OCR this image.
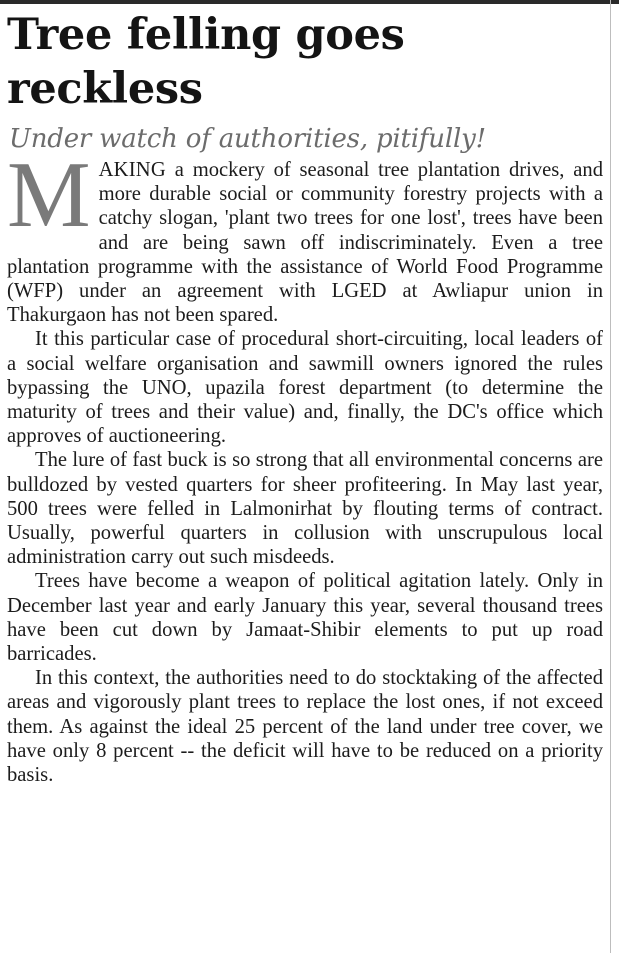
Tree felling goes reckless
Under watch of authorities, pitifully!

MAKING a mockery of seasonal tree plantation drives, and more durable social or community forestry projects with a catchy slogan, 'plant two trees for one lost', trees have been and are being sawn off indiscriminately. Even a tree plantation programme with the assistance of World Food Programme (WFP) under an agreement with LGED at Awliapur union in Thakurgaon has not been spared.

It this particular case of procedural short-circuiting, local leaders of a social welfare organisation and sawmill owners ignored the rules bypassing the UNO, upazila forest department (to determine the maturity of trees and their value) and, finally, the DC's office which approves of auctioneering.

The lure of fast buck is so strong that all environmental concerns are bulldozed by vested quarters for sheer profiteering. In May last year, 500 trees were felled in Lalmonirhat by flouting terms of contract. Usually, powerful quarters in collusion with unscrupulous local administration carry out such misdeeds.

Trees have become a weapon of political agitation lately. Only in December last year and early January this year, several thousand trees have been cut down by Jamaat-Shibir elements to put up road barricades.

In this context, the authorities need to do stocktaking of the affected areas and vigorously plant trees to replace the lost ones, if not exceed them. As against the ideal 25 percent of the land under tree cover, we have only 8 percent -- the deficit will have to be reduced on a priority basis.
================
▶ _WHAT YOU NEED TO DO_
Give only the number of lines in the material above that hold the word "year".

▶ _SOLUTION FOR THIS PROBLEM_
2